## Challenge
The entries below should be output exactly as written.

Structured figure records
# # # # # # #
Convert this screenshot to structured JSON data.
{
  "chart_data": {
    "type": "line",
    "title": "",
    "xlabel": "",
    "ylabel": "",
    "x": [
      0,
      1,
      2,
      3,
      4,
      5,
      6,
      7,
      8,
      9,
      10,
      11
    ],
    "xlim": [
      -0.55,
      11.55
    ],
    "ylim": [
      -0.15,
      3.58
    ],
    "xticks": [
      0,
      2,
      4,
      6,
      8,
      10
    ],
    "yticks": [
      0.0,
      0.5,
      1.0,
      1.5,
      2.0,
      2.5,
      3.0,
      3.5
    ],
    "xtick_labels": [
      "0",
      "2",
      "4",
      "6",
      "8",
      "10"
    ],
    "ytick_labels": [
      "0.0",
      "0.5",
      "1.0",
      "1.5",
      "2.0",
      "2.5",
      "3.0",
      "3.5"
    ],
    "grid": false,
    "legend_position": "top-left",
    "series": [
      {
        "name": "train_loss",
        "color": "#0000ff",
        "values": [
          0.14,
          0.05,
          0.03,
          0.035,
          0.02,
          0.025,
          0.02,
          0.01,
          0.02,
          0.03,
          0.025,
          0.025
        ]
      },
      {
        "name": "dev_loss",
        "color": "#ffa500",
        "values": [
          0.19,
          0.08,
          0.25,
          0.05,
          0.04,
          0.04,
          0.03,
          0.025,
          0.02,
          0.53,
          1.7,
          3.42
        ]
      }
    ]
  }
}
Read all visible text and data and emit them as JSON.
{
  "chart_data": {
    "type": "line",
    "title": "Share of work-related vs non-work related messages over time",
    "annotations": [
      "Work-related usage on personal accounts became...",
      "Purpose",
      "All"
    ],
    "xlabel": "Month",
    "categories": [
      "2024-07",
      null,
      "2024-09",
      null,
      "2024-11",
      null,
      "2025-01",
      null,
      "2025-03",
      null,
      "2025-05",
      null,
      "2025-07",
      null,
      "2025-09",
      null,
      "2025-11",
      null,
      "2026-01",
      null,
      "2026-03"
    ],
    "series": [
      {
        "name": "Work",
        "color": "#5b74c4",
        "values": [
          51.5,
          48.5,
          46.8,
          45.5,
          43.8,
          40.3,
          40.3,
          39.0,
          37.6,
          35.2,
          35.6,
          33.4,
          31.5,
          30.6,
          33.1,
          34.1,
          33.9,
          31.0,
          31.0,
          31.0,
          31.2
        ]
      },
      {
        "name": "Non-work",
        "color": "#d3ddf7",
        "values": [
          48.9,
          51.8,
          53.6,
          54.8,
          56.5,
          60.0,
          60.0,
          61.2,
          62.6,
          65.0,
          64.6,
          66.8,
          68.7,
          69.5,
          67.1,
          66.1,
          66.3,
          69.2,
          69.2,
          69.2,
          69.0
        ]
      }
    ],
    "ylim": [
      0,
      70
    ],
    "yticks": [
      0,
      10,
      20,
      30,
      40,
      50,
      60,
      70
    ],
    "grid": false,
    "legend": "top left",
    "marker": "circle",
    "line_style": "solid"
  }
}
# # # # # # #
## Solution below
Convert this screenshot to structured JSON data.
{
  "chart_data": {
    "type": "line",
    "title": "",
    "xlabel": "",
    "ylabel": "",
    "x": [
      0,
      1,
      2,
      3,
      4,
      5,
      6,
      7,
      8,
      9,
      10,
      11
    ],
    "xlim": [
      -0.55,
      11.55
    ],
    "ylim": [
      -0.15,
      3.58
    ],
    "xticks": [
      0,
      2,
      4,
      6,
      8,
      10
    ],
    "yticks": [
      0.0,
      0.5,
      1.0,
      1.5,
      2.0,
      2.5,
      3.0,
      3.5
    ],
    "xtick_labels": [
      "0",
      "2",
      "4",
      "6",
      "8",
      "10"
    ],
    "ytick_labels": [
      "0.0",
      "0.5",
      "1.0",
      "1.5",
      "2.0",
      "2.5",
      "3.0",
      "3.5"
    ],
    "grid": false,
    "legend_position": "top-left",
    "series": [
      {
        "name": "train_loss",
        "color": "#0000ff",
        "values": [
          0.14,
          0.05,
          0.03,
          0.035,
          0.02,
          0.025,
          0.02,
          0.01,
          0.02,
          0.03,
          0.025,
          0.025
        ]
      },
      {
        "name": "dev_loss",
        "color": "#ffa500",
        "values": [
          0.19,
          0.08,
          0.25,
          0.05,
          0.04,
          0.04,
          0.03,
          0.025,
          0.02,
          0.53,
          1.7,
          3.42
        ]
      }
    ]
  }
}
Read all visible text and data and emit them as JSON.
{
  "chart_data": {
    "type": "line",
    "title": "Share of work-related vs non-work related messages over time",
    "annotations": [
      "Work-related usage on personal accounts became...",
      "Purpose",
      "All"
    ],
    "xlabel": "Month",
    "categories": [
      "2024-07",
      null,
      "2024-09",
      null,
      "2024-11",
      null,
      "2025-01",
      null,
      "2025-03",
      null,
      "2025-05",
      null,
      "2025-07",
      null,
      "2025-09",
      null,
      "2025-11",
      null,
      "2026-01",
      null,
      "2026-03"
    ],
    "series": [
      {
        "name": "Work",
        "color": "#5b74c4",
        "values": [
          51.5,
          48.5,
          46.8,
          45.5,
          43.8,
          40.3,
          40.3,
          39.0,
          37.6,
          35.2,
          35.6,
          33.4,
          31.5,
          30.6,
          33.1,
          34.1,
          33.9,
          31.0,
          31.0,
          31.0,
          31.2
        ]
      },
      {
        "name": "Non-work",
        "color": "#d3ddf7",
        "values": [
          48.9,
          51.8,
          53.6,
          54.8,
          56.5,
          60.0,
          60.0,
          61.2,
          62.6,
          65.0,
          64.6,
          66.8,
          68.7,
          69.5,
          67.1,
          66.1,
          66.3,
          69.2,
          69.2,
          69.2,
          69.0
        ]
      }
    ],
    "ylim": [
      0,
      70
    ],
    "yticks": [
      0,
      10,
      20,
      30,
      40,
      50,
      60,
      70
    ],
    "grid": false,
    "legend": "top left",
    "marker": "circle",
    "line_style": "solid"
  }
}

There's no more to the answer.